[Raw records]
:::

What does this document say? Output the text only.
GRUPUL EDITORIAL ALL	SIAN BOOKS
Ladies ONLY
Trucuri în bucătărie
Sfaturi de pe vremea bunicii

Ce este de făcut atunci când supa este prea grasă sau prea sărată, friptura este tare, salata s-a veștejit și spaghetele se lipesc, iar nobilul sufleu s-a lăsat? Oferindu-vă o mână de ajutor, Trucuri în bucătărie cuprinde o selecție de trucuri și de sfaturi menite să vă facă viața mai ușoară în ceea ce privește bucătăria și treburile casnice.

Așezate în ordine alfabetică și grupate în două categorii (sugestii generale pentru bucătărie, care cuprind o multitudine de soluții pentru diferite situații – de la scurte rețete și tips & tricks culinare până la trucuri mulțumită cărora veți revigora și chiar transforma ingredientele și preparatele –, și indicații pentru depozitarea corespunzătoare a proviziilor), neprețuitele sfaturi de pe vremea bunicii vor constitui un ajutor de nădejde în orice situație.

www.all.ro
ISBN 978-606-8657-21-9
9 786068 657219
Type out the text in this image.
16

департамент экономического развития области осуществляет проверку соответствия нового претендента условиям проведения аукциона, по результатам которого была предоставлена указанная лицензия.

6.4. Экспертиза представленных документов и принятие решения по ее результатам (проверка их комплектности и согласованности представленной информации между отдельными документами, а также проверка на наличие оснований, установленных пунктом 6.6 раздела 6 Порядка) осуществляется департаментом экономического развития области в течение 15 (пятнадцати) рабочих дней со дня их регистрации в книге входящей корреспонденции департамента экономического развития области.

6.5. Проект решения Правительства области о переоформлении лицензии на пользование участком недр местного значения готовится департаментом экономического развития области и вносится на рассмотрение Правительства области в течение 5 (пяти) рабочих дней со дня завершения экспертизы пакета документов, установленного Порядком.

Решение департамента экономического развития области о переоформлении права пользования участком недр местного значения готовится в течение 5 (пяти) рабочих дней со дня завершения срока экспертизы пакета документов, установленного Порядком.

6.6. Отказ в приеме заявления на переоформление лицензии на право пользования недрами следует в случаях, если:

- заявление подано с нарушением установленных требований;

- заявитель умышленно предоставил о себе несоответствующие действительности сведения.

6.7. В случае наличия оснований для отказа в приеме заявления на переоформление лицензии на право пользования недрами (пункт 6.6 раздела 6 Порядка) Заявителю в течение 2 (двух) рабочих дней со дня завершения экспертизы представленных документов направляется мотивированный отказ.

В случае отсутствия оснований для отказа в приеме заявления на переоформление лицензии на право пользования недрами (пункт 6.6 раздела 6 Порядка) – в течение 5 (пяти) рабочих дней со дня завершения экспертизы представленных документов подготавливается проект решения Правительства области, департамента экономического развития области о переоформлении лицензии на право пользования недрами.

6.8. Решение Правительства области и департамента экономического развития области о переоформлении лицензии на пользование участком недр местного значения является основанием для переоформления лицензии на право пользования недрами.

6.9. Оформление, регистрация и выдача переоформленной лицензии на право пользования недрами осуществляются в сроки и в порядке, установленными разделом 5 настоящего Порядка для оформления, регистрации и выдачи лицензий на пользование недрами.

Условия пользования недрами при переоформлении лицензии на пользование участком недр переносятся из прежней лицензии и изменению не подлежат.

:::

[Do this] Your task is to give the records above again, exactly.

[Answer for this exercise]
What does this document say? Output the text only.
GRUPUL EDITORIAL ALL	SIAN BOOKS
Ladies ONLY
Trucuri în bucătărie
Sfaturi de pe vremea bunicii

Ce este de făcut atunci când supa este prea grasă sau prea sărată, friptura este tare, salata s-a veștejit și spaghetele se lipesc, iar nobilul sufleu s-a lăsat? Oferindu-vă o mână de ajutor, Trucuri în bucătărie cuprinde o selecție de trucuri și de sfaturi menite să vă facă viața mai ușoară în ceea ce privește bucătăria și treburile casnice.

Așezate în ordine alfabetică și grupate în două categorii (sugestii generale pentru bucătărie, care cuprind o multitudine de soluții pentru diferite situații – de la scurte rețete și tips & tricks culinare până la trucuri mulțumită cărora veți revigora și chiar transforma ingredientele și preparatele –, și indicații pentru depozitarea corespunzătoare a proviziilor), neprețuitele sfaturi de pe vremea bunicii vor constitui un ajutor de nădejde în orice situație.

www.all.ro
ISBN 978-606-8657-21-9
9 786068 657219
Type out the text in this image.
16

департамент экономического развития области осуществляет проверку соответствия нового претендента условиям проведения аукциона, по результатам которого была предоставлена указанная лицензия.

6.4. Экспертиза представленных документов и принятие решения по ее результатам (проверка их комплектности и согласованности представленной информации между отдельными документами, а также проверка на наличие оснований, установленных пунктом 6.6 раздела 6 Порядка) осуществляется департаментом экономического развития области в течение 15 (пятнадцати) рабочих дней со дня их регистрации в книге входящей корреспонденции департамента экономического развития области.

6.5. Проект решения Правительства области о переоформлении лицензии на пользование участком недр местного значения готовится департаментом экономического развития области и вносится на рассмотрение Правительства области в течение 5 (пяти) рабочих дней со дня завершения экспертизы пакета документов, установленного Порядком.

Решение департамента экономического развития области о переоформлении права пользования участком недр местного значения готовится в течение 5 (пяти) рабочих дней со дня завершения срока экспертизы пакета документов, установленного Порядком.

6.6. Отказ в приеме заявления на переоформление лицензии на право пользования недрами следует в случаях, если:

- заявление подано с нарушением установленных требований;

- заявитель умышленно предоставил о себе несоответствующие действительности сведения.

6.7. В случае наличия оснований для отказа в приеме заявления на переоформление лицензии на право пользования недрами (пункт 6.6 раздела 6 Порядка) Заявителю в течение 2 (двух) рабочих дней со дня завершения экспертизы представленных документов направляется мотивированный отказ.

В случае отсутствия оснований для отказа в приеме заявления на переоформление лицензии на право пользования недрами (пункт 6.6 раздела 6 Порядка) – в течение 5 (пяти) рабочих дней со дня завершения экспертизы представленных документов подготавливается проект решения Правительства области, департамента экономического развития области о переоформлении лицензии на право пользования недрами.

6.8. Решение Правительства области и департамента экономического развития области о переоформлении лицензии на пользование участком недр местного значения является основанием для переоформления лицензии на право пользования недрами.

6.9. Оформление, регистрация и выдача переоформленной лицензии на право пользования недрами осуществляются в сроки и в порядке, установленными разделом 5 настоящего Порядка для оформления, регистрации и выдачи лицензий на пользование недрами.

Условия пользования недрами при переоформлении лицензии на пользование участком недр переносятся из прежней лицензии и изменению не подлежат.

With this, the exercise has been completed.